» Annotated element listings
= = = = = = =
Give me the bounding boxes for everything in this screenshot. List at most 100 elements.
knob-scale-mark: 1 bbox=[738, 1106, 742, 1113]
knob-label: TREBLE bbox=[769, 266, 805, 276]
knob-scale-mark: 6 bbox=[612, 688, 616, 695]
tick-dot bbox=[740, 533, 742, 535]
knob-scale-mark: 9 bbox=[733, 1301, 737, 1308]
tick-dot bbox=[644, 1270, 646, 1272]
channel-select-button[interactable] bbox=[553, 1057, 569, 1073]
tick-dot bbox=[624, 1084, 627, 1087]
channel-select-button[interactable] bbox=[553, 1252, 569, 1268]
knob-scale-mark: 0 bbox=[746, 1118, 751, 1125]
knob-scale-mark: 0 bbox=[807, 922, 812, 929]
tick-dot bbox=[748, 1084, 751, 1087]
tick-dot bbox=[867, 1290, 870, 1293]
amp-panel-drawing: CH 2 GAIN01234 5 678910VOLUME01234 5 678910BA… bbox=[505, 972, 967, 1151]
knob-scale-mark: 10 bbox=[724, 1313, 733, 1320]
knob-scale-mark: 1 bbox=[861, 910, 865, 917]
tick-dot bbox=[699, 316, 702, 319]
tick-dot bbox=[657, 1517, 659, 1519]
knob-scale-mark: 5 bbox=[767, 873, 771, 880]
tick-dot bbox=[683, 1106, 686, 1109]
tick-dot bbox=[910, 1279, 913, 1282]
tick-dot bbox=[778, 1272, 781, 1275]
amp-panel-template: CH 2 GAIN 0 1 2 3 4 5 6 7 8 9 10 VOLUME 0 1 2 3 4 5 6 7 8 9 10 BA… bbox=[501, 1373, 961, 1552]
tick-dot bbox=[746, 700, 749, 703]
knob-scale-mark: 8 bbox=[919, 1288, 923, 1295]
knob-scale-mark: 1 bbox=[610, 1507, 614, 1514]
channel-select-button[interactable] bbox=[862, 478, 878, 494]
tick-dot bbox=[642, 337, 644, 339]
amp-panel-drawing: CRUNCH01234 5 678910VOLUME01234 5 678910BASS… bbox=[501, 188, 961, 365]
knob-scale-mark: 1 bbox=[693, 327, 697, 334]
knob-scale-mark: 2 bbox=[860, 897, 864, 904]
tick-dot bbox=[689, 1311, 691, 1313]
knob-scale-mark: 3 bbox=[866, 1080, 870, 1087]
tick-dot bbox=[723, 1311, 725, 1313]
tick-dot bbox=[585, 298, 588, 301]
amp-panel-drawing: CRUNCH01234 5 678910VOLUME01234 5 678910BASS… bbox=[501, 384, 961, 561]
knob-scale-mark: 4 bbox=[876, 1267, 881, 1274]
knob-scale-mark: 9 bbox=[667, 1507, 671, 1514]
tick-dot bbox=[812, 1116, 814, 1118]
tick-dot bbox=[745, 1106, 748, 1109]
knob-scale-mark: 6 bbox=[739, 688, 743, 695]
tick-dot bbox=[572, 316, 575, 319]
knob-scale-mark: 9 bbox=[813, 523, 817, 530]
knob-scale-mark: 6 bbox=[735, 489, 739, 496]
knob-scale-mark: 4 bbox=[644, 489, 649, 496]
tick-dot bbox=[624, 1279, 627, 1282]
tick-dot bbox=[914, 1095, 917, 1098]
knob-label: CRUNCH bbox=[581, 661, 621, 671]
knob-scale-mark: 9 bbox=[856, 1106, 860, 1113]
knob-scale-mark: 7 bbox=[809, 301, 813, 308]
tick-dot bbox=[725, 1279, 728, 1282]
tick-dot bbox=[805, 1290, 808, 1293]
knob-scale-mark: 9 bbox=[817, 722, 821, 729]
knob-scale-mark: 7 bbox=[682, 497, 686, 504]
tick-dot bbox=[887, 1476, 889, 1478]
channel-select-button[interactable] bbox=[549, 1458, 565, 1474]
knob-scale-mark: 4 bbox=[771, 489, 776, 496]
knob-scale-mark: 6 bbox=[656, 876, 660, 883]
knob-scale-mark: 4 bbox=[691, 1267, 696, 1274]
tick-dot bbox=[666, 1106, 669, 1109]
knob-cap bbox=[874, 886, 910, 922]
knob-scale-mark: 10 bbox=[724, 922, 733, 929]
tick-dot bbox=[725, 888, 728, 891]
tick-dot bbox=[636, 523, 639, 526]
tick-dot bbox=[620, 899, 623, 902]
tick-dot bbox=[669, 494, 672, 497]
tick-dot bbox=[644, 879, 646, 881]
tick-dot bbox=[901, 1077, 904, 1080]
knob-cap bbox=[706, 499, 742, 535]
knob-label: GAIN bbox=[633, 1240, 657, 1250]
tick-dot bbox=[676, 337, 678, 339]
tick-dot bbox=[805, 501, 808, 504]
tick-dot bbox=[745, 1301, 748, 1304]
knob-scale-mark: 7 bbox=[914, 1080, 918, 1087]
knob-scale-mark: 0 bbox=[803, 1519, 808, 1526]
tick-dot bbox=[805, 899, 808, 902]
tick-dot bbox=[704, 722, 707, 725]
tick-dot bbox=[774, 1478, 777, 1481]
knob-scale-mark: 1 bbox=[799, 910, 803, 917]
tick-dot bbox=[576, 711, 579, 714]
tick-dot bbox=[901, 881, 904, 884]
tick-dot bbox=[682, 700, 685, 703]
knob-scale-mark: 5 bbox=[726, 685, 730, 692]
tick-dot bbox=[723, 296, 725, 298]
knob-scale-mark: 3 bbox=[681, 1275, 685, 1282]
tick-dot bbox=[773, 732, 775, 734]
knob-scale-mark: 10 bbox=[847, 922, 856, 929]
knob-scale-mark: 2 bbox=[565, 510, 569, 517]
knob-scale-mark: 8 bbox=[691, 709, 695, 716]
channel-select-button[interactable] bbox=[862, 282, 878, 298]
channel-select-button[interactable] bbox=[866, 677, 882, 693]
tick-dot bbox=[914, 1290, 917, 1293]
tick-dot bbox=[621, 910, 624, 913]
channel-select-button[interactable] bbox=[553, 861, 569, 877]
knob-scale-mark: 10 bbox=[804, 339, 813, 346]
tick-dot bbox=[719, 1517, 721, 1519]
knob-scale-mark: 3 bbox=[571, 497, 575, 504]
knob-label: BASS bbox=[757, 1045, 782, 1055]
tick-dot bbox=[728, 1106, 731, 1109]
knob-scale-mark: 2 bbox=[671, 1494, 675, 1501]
= = = = = = =
» What the task requires
Return every line of the records above without any changes.

» Result
Give me the bounding boxes for everything in this screenshot. List at most 100 elements.
knob-scale-mark: 1 bbox=[738, 1106, 742, 1113]
knob-label: TREBLE bbox=[769, 266, 805, 276]
knob-scale-mark: 6 bbox=[612, 688, 616, 695]
tick-dot bbox=[740, 533, 742, 535]
knob-scale-mark: 9 bbox=[733, 1301, 737, 1308]
tick-dot bbox=[644, 1270, 646, 1272]
channel-select-button[interactable] bbox=[553, 1057, 569, 1073]
tick-dot bbox=[624, 1084, 627, 1087]
channel-select-button[interactable] bbox=[553, 1252, 569, 1268]
knob-scale-mark: 0 bbox=[746, 1118, 751, 1125]
knob-scale-mark: 0 bbox=[807, 922, 812, 929]
tick-dot bbox=[748, 1084, 751, 1087]
tick-dot bbox=[867, 1290, 870, 1293]
amp-panel-drawing: CH 2 GAIN01234 5 678910VOLUME01234 5 678910BA… bbox=[505, 972, 967, 1151]
knob-scale-mark: 10 bbox=[724, 1313, 733, 1320]
knob-scale-mark: 1 bbox=[861, 910, 865, 917]
tick-dot bbox=[699, 316, 702, 319]
tick-dot bbox=[657, 1517, 659, 1519]
knob-scale-mark: 5 bbox=[767, 873, 771, 880]
tick-dot bbox=[683, 1106, 686, 1109]
tick-dot bbox=[910, 1279, 913, 1282]
tick-dot bbox=[778, 1272, 781, 1275]
amp-panel-template: CH 2 GAIN 0 1 2 3 4 5 6 7 8 9 10 VOLUME 0 1 2 3 4 5 6 7 8 9 10 BA… bbox=[501, 1373, 961, 1552]
tick-dot bbox=[746, 700, 749, 703]
knob-scale-mark: 8 bbox=[919, 1288, 923, 1295]
knob-scale-mark: 1 bbox=[610, 1507, 614, 1514]
channel-select-button[interactable] bbox=[862, 478, 878, 494]
tick-dot bbox=[642, 337, 644, 339]
amp-panel-drawing: CRUNCH01234 5 678910VOLUME01234 5 678910BASS… bbox=[501, 188, 961, 365]
knob-scale-mark: 1 bbox=[693, 327, 697, 334]
knob-scale-mark: 2 bbox=[860, 897, 864, 904]
tick-dot bbox=[689, 1311, 691, 1313]
knob-scale-mark: 3 bbox=[866, 1080, 870, 1087]
tick-dot bbox=[723, 1311, 725, 1313]
tick-dot bbox=[585, 298, 588, 301]
amp-panel-drawing: CRUNCH01234 5 678910VOLUME01234 5 678910BASS… bbox=[501, 384, 961, 561]
knob-scale-mark: 4 bbox=[876, 1267, 881, 1274]
knob-scale-mark: 9 bbox=[667, 1507, 671, 1514]
tick-dot bbox=[812, 1116, 814, 1118]
tick-dot bbox=[745, 1106, 748, 1109]
knob-scale-mark: 6 bbox=[739, 688, 743, 695]
tick-dot bbox=[572, 316, 575, 319]
knob-scale-mark: 9 bbox=[813, 523, 817, 530]
knob-scale-mark: 6 bbox=[735, 489, 739, 496]
knob-scale-mark: 4 bbox=[644, 489, 649, 496]
tick-dot bbox=[624, 1279, 627, 1282]
tick-dot bbox=[914, 1095, 917, 1098]
knob-label: CRUNCH bbox=[581, 661, 621, 671]
knob-scale-mark: 9 bbox=[856, 1106, 860, 1113]
knob-scale-mark: 7 bbox=[809, 301, 813, 308]
tick-dot bbox=[725, 1279, 728, 1282]
tick-dot bbox=[805, 1290, 808, 1293]
knob-scale-mark: 9 bbox=[817, 722, 821, 729]
knob-scale-mark: 7 bbox=[682, 497, 686, 504]
tick-dot bbox=[887, 1476, 889, 1478]
channel-select-button[interactable] bbox=[549, 1458, 565, 1474]
knob-scale-mark: 4 bbox=[771, 489, 776, 496]
knob-scale-mark: 6 bbox=[656, 876, 660, 883]
knob-scale-mark: 4 bbox=[691, 1267, 696, 1274]
tick-dot bbox=[666, 1106, 669, 1109]
knob-cap bbox=[874, 886, 910, 922]
knob-scale-mark: 10 bbox=[724, 922, 733, 929]
tick-dot bbox=[725, 888, 728, 891]
tick-dot bbox=[636, 523, 639, 526]
tick-dot bbox=[620, 899, 623, 902]
tick-dot bbox=[669, 494, 672, 497]
tick-dot bbox=[644, 879, 646, 881]
tick-dot bbox=[901, 1077, 904, 1080]
knob-cap bbox=[706, 499, 742, 535]
knob-label: GAIN bbox=[633, 1240, 657, 1250]
tick-dot bbox=[676, 337, 678, 339]
tick-dot bbox=[805, 501, 808, 504]
tick-dot bbox=[745, 1301, 748, 1304]
knob-scale-mark: 7 bbox=[914, 1080, 918, 1087]
knob-scale-mark: 0 bbox=[803, 1519, 808, 1526]
tick-dot bbox=[805, 899, 808, 902]
tick-dot bbox=[704, 722, 707, 725]
tick-dot bbox=[774, 1478, 777, 1481]
knob-scale-mark: 1 bbox=[799, 910, 803, 917]
tick-dot bbox=[576, 711, 579, 714]
tick-dot bbox=[901, 881, 904, 884]
tick-dot bbox=[682, 700, 685, 703]
knob-scale-mark: 5 bbox=[726, 685, 730, 692]
tick-dot bbox=[723, 296, 725, 298]
knob-scale-mark: 3 bbox=[681, 1275, 685, 1282]
tick-dot bbox=[773, 732, 775, 734]
knob-scale-mark: 10 bbox=[847, 922, 856, 929]
knob-scale-mark: 2 bbox=[565, 510, 569, 517]
knob-scale-mark: 8 bbox=[691, 709, 695, 716]
channel-select-button[interactable] bbox=[862, 282, 878, 298]
channel-select-button[interactable] bbox=[866, 677, 882, 693]
tick-dot bbox=[914, 1290, 917, 1293]
tick-dot bbox=[621, 910, 624, 913]
channel-select-button[interactable] bbox=[553, 861, 569, 877]
knob-scale-mark: 10 bbox=[804, 339, 813, 346]
tick-dot bbox=[719, 1517, 721, 1519]
knob-scale-mark: 3 bbox=[571, 497, 575, 504]
knob-label: BASS bbox=[757, 1045, 782, 1055]
tick-dot bbox=[728, 1106, 731, 1109]
knob-scale-mark: 2 bbox=[671, 1494, 675, 1501]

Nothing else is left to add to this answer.